*Required work*. Every entry needs to be reproduced exactly.

[Entries from a dataset]
────

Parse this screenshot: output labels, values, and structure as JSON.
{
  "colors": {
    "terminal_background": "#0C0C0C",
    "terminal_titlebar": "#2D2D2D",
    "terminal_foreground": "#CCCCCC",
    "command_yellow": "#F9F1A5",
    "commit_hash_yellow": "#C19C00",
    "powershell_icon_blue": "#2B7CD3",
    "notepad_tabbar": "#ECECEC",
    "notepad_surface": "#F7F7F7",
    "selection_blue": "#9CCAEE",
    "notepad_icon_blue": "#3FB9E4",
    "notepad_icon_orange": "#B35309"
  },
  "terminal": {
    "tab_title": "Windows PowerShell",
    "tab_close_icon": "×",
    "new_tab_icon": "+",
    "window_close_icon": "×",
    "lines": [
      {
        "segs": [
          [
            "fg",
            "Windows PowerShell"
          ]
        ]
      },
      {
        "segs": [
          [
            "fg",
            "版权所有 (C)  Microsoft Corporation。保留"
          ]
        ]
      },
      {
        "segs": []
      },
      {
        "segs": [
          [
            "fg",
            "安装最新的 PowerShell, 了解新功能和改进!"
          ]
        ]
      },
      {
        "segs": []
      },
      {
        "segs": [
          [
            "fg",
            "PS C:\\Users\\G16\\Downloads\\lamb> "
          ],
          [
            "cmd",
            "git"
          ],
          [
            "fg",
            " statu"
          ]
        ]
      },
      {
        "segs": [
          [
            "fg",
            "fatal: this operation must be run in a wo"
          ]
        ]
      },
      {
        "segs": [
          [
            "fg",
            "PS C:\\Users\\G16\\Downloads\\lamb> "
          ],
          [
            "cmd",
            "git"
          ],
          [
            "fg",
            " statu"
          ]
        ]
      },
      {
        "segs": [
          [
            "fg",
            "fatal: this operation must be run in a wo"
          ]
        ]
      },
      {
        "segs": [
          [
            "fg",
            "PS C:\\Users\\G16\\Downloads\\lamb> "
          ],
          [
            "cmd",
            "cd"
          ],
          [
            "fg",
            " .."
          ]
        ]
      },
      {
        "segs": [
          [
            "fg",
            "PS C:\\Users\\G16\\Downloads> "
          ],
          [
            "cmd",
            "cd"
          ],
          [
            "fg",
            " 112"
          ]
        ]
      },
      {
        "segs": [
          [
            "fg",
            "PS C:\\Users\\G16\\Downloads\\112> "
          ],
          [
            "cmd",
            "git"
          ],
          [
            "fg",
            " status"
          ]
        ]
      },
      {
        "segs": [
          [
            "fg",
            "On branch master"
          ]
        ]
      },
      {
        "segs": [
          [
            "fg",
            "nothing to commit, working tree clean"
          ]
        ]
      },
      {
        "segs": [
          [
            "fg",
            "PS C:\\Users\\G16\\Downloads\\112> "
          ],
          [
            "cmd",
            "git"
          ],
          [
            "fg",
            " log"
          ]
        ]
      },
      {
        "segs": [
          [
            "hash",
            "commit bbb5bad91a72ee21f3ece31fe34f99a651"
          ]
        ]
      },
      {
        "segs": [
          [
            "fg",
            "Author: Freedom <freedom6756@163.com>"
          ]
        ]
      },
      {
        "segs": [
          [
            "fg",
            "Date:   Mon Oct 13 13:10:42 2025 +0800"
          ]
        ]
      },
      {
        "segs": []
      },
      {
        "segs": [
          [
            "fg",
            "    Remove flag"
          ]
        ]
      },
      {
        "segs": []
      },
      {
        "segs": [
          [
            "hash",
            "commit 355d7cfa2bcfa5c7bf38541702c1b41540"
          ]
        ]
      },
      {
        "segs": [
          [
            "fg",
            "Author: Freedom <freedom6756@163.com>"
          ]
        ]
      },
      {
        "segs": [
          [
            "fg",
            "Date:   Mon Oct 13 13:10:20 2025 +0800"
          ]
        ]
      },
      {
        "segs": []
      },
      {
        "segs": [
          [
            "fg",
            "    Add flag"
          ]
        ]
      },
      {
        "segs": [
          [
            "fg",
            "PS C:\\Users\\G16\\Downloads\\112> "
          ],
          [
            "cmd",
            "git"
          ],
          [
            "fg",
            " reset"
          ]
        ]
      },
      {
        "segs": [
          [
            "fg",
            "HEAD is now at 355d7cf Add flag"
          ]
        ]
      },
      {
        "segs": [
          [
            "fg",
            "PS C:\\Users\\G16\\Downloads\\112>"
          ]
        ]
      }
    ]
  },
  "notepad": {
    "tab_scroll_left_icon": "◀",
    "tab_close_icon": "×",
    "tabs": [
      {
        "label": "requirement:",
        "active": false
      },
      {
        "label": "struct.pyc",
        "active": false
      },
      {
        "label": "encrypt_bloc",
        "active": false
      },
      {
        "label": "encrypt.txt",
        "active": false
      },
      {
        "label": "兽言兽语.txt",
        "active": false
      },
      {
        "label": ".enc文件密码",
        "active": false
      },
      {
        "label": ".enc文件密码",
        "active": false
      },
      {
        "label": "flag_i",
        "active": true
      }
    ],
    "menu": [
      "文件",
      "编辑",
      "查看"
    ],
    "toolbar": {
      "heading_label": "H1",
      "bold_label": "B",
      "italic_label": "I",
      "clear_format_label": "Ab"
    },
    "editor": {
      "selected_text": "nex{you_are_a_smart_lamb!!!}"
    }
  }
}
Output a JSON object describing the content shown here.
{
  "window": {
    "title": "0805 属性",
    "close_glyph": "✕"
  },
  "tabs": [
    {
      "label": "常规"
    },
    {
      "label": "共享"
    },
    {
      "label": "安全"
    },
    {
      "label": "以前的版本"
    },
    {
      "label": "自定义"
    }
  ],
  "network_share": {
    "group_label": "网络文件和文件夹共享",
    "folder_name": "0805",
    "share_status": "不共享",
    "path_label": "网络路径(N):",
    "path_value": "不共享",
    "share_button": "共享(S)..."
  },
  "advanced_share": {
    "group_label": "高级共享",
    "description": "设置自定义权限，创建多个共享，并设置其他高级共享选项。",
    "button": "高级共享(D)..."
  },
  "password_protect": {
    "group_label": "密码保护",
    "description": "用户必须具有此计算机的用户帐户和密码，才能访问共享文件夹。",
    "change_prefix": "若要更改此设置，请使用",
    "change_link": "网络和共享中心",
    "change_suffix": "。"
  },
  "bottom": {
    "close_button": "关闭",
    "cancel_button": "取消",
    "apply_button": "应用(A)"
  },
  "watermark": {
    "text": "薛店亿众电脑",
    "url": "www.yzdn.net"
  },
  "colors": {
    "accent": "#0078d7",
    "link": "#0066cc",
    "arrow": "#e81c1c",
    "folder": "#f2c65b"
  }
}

────

*The solution*.
Parse this screenshot: output labels, values, and structure as JSON.
{
  "colors": {
    "terminal_background": "#0C0C0C",
    "terminal_titlebar": "#2D2D2D",
    "terminal_foreground": "#CCCCCC",
    "command_yellow": "#F9F1A5",
    "commit_hash_yellow": "#C19C00",
    "powershell_icon_blue": "#2B7CD3",
    "notepad_tabbar": "#ECECEC",
    "notepad_surface": "#F7F7F7",
    "selection_blue": "#9CCAEE",
    "notepad_icon_blue": "#3FB9E4",
    "notepad_icon_orange": "#B35309"
  },
  "terminal": {
    "tab_title": "Windows PowerShell",
    "tab_close_icon": "×",
    "new_tab_icon": "+",
    "window_close_icon": "×",
    "lines": [
      {
        "segs": [
          [
            "fg",
            "Windows PowerShell"
          ]
        ]
      },
      {
        "segs": [
          [
            "fg",
            "版权所有 (C)  Microsoft Corporation。保留"
          ]
        ]
      },
      {
        "segs": []
      },
      {
        "segs": [
          [
            "fg",
            "安装最新的 PowerShell, 了解新功能和改进!"
          ]
        ]
      },
      {
        "segs": []
      },
      {
        "segs": [
          [
            "fg",
            "PS C:\\Users\\G16\\Downloads\\lamb> "
          ],
          [
            "cmd",
            "git"
          ],
          [
            "fg",
            " statu"
          ]
        ]
      },
      {
        "segs": [
          [
            "fg",
            "fatal: this operation must be run in a wo"
          ]
        ]
      },
      {
        "segs": [
          [
            "fg",
            "PS C:\\Users\\G16\\Downloads\\lamb> "
          ],
          [
            "cmd",
            "git"
          ],
          [
            "fg",
            " statu"
          ]
        ]
      },
      {
        "segs": [
          [
            "fg",
            "fatal: this operation must be run in a wo"
          ]
        ]
      },
      {
        "segs": [
          [
            "fg",
            "PS C:\\Users\\G16\\Downloads\\lamb> "
          ],
          [
            "cmd",
            "cd"
          ],
          [
            "fg",
            " .."
          ]
        ]
      },
      {
        "segs": [
          [
            "fg",
            "PS C:\\Users\\G16\\Downloads> "
          ],
          [
            "cmd",
            "cd"
          ],
          [
            "fg",
            " 112"
          ]
        ]
      },
      {
        "segs": [
          [
            "fg",
            "PS C:\\Users\\G16\\Downloads\\112> "
          ],
          [
            "cmd",
            "git"
          ],
          [
            "fg",
            " status"
          ]
        ]
      },
      {
        "segs": [
          [
            "fg",
            "On branch master"
          ]
        ]
      },
      {
        "segs": [
          [
            "fg",
            "nothing to commit, working tree clean"
          ]
        ]
      },
      {
        "segs": [
          [
            "fg",
            "PS C:\\Users\\G16\\Downloads\\112> "
          ],
          [
            "cmd",
            "git"
          ],
          [
            "fg",
            " log"
          ]
        ]
      },
      {
        "segs": [
          [
            "hash",
            "commit bbb5bad91a72ee21f3ece31fe34f99a651"
          ]
        ]
      },
      {
        "segs": [
          [
            "fg",
            "Author: Freedom <freedom6756@163.com>"
          ]
        ]
      },
      {
        "segs": [
          [
            "fg",
            "Date:   Mon Oct 13 13:10:42 2025 +0800"
          ]
        ]
      },
      {
        "segs": []
      },
      {
        "segs": [
          [
            "fg",
            "    Remove flag"
          ]
        ]
      },
      {
        "segs": []
      },
      {
        "segs": [
          [
            "hash",
            "commit 355d7cfa2bcfa5c7bf38541702c1b41540"
          ]
        ]
      },
      {
        "segs": [
          [
            "fg",
            "Author: Freedom <freedom6756@163.com>"
          ]
        ]
      },
      {
        "segs": [
          [
            "fg",
            "Date:   Mon Oct 13 13:10:20 2025 +0800"
          ]
        ]
      },
      {
        "segs": []
      },
      {
        "segs": [
          [
            "fg",
            "    Add flag"
          ]
        ]
      },
      {
        "segs": [
          [
            "fg",
            "PS C:\\Users\\G16\\Downloads\\112> "
          ],
          [
            "cmd",
            "git"
          ],
          [
            "fg",
            " reset"
          ]
        ]
      },
      {
        "segs": [
          [
            "fg",
            "HEAD is now at 355d7cf Add flag"
          ]
        ]
      },
      {
        "segs": [
          [
            "fg",
            "PS C:\\Users\\G16\\Downloads\\112>"
          ]
        ]
      }
    ]
  },
  "notepad": {
    "tab_scroll_left_icon": "◀",
    "tab_close_icon": "×",
    "tabs": [
      {
        "label": "requirement:",
        "active": false
      },
      {
        "label": "struct.pyc",
        "active": false
      },
      {
        "label": "encrypt_bloc",
        "active": false
      },
      {
        "label": "encrypt.txt",
        "active": false
      },
      {
        "label": "兽言兽语.txt",
        "active": false
      },
      {
        "label": ".enc文件密码",
        "active": false
      },
      {
        "label": ".enc文件密码",
        "active": false
      },
      {
        "label": "flag_i",
        "active": true
      }
    ],
    "menu": [
      "文件",
      "编辑",
      "查看"
    ],
    "toolbar": {
      "heading_label": "H1",
      "bold_label": "B",
      "italic_label": "I",
      "clear_format_label": "Ab"
    },
    "editor": {
      "selected_text": "nex{you_are_a_smart_lamb!!!}"
    }
  }
}
Output a JSON object describing the content shown here.
{
  "window": {
    "title": "0805 属性",
    "close_glyph": "✕"
  },
  "tabs": [
    {
      "label": "常规"
    },
    {
      "label": "共享"
    },
    {
      "label": "安全"
    },
    {
      "label": "以前的版本"
    },
    {
      "label": "自定义"
    }
  ],
  "network_share": {
    "group_label": "网络文件和文件夹共享",
    "folder_name": "0805",
    "share_status": "不共享",
    "path_label": "网络路径(N):",
    "path_value": "不共享",
    "share_button": "共享(S)..."
  },
  "advanced_share": {
    "group_label": "高级共享",
    "description": "设置自定义权限，创建多个共享，并设置其他高级共享选项。",
    "button": "高级共享(D)..."
  },
  "password_protect": {
    "group_label": "密码保护",
    "description": "用户必须具有此计算机的用户帐户和密码，才能访问共享文件夹。",
    "change_prefix": "若要更改此设置，请使用",
    "change_link": "网络和共享中心",
    "change_suffix": "。"
  },
  "bottom": {
    "close_button": "关闭",
    "cancel_button": "取消",
    "apply_button": "应用(A)"
  },
  "watermark": {
    "text": "薛店亿众电脑",
    "url": "www.yzdn.net"
  },
  "colors": {
    "accent": "#0078d7",
    "link": "#0066cc",
    "arrow": "#e81c1c",
    "folder": "#f2c65b"
  }
}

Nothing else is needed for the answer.